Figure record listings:
* * *
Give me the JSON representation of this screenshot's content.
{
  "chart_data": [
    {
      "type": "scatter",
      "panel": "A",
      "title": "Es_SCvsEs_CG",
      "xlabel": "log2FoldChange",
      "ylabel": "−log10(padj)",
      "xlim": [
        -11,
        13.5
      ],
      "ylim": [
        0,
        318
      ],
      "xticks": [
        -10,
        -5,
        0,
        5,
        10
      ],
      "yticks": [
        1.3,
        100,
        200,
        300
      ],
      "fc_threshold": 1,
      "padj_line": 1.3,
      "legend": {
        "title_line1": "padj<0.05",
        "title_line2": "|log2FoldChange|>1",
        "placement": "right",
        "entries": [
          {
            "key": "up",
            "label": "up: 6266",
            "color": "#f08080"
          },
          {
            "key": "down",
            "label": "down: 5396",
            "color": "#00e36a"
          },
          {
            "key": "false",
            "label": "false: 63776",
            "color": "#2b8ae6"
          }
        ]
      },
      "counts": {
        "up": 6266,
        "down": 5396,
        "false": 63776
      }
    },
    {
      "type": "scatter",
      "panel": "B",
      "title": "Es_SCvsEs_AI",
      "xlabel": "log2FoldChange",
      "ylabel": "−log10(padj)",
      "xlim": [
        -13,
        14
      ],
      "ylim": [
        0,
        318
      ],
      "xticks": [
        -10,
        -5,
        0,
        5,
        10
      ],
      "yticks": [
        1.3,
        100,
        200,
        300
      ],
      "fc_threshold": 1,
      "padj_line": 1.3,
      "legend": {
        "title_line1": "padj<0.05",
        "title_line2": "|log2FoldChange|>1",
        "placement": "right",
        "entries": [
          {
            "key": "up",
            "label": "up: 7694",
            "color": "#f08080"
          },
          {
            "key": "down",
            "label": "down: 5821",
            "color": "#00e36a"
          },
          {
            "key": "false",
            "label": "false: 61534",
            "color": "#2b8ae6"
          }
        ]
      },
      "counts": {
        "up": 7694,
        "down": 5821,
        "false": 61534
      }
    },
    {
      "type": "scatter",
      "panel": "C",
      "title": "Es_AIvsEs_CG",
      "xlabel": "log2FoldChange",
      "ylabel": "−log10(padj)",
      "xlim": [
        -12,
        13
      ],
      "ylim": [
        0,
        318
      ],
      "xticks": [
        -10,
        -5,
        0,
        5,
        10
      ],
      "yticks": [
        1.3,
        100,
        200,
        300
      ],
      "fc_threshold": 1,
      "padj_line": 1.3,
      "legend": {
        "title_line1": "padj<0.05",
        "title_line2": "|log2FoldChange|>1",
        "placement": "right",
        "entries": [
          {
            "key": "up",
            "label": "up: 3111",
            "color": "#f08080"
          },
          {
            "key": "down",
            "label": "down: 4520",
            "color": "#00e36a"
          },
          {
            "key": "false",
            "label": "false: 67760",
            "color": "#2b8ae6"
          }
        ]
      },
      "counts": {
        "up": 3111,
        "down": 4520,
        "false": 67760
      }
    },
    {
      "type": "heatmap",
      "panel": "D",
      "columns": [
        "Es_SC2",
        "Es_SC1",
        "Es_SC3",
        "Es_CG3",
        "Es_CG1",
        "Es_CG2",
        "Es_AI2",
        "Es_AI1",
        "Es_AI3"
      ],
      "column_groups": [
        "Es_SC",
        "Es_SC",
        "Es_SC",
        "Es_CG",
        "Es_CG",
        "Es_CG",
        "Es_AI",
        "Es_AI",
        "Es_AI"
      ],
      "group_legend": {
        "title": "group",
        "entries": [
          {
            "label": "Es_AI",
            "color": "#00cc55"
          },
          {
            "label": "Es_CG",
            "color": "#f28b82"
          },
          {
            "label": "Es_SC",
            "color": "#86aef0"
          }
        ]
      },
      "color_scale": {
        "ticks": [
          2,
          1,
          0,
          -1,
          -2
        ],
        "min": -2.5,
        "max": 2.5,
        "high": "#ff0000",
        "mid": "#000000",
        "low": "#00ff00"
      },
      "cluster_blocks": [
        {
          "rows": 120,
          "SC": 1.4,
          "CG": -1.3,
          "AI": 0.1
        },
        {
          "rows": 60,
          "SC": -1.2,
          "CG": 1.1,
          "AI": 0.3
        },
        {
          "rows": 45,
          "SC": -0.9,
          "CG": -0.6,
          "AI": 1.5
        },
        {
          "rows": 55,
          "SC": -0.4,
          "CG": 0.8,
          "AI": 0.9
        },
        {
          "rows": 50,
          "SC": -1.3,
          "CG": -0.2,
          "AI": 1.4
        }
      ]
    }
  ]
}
* * *
AIM: Output each entry precisely as given.

REPLY:
Give me the JSON representation of this screenshot's content.
{
  "chart_data": [
    {
      "type": "scatter",
      "panel": "A",
      "title": "Es_SCvsEs_CG",
      "xlabel": "log2FoldChange",
      "ylabel": "−log10(padj)",
      "xlim": [
        -11,
        13.5
      ],
      "ylim": [
        0,
        318
      ],
      "xticks": [
        -10,
        -5,
        0,
        5,
        10
      ],
      "yticks": [
        1.3,
        100,
        200,
        300
      ],
      "fc_threshold": 1,
      "padj_line": 1.3,
      "legend": {
        "title_line1": "padj<0.05",
        "title_line2": "|log2FoldChange|>1",
        "placement": "right",
        "entries": [
          {
            "key": "up",
            "label": "up: 6266",
            "color": "#f08080"
          },
          {
            "key": "down",
            "label": "down: 5396",
            "color": "#00e36a"
          },
          {
            "key": "false",
            "label": "false: 63776",
            "color": "#2b8ae6"
          }
        ]
      },
      "counts": {
        "up": 6266,
        "down": 5396,
        "false": 63776
      }
    },
    {
      "type": "scatter",
      "panel": "B",
      "title": "Es_SCvsEs_AI",
      "xlabel": "log2FoldChange",
      "ylabel": "−log10(padj)",
      "xlim": [
        -13,
        14
      ],
      "ylim": [
        0,
        318
      ],
      "xticks": [
        -10,
        -5,
        0,
        5,
        10
      ],
      "yticks": [
        1.3,
        100,
        200,
        300
      ],
      "fc_threshold": 1,
      "padj_line": 1.3,
      "legend": {
        "title_line1": "padj<0.05",
        "title_line2": "|log2FoldChange|>1",
        "placement": "right",
        "entries": [
          {
            "key": "up",
            "label": "up: 7694",
            "color": "#f08080"
          },
          {
            "key": "down",
            "label": "down: 5821",
            "color": "#00e36a"
          },
          {
            "key": "false",
            "label": "false: 61534",
            "color": "#2b8ae6"
          }
        ]
      },
      "counts": {
        "up": 7694,
        "down": 5821,
        "false": 61534
      }
    },
    {
      "type": "scatter",
      "panel": "C",
      "title": "Es_AIvsEs_CG",
      "xlabel": "log2FoldChange",
      "ylabel": "−log10(padj)",
      "xlim": [
        -12,
        13
      ],
      "ylim": [
        0,
        318
      ],
      "xticks": [
        -10,
        -5,
        0,
        5,
        10
      ],
      "yticks": [
        1.3,
        100,
        200,
        300
      ],
      "fc_threshold": 1,
      "padj_line": 1.3,
      "legend": {
        "title_line1": "padj<0.05",
        "title_line2": "|log2FoldChange|>1",
        "placement": "right",
        "entries": [
          {
            "key": "up",
            "label": "up: 3111",
            "color": "#f08080"
          },
          {
            "key": "down",
            "label": "down: 4520",
            "color": "#00e36a"
          },
          {
            "key": "false",
            "label": "false: 67760",
            "color": "#2b8ae6"
          }
        ]
      },
      "counts": {
        "up": 3111,
        "down": 4520,
        "false": 67760
      }
    },
    {
      "type": "heatmap",
      "panel": "D",
      "columns": [
        "Es_SC2",
        "Es_SC1",
        "Es_SC3",
        "Es_CG3",
        "Es_CG1",
        "Es_CG2",
        "Es_AI2",
        "Es_AI1",
        "Es_AI3"
      ],
      "column_groups": [
        "Es_SC",
        "Es_SC",
        "Es_SC",
        "Es_CG",
        "Es_CG",
        "Es_CG",
        "Es_AI",
        "Es_AI",
        "Es_AI"
      ],
      "group_legend": {
        "title": "group",
        "entries": [
          {
            "label": "Es_AI",
            "color": "#00cc55"
          },
          {
            "label": "Es_CG",
            "color": "#f28b82"
          },
          {
            "label": "Es_SC",
            "color": "#86aef0"
          }
        ]
      },
      "color_scale": {
        "ticks": [
          2,
          1,
          0,
          -1,
          -2
        ],
        "min": -2.5,
        "max": 2.5,
        "high": "#ff0000",
        "mid": "#000000",
        "low": "#00ff00"
      },
      "cluster_blocks": [
        {
          "rows": 120,
          "SC": 1.4,
          "CG": -1.3,
          "AI": 0.1
        },
        {
          "rows": 60,
          "SC": -1.2,
          "CG": 1.1,
          "AI": 0.3
        },
        {
          "rows": 45,
          "SC": -0.9,
          "CG": -0.6,
          "AI": 1.5
        },
        {
          "rows": 55,
          "SC": -0.4,
          "CG": 0.8,
          "AI": 0.9
        },
        {
          "rows": 50,
          "SC": -1.3,
          "CG": -0.2,
          "AI": 1.4
        }
      ]
    }
  ]
}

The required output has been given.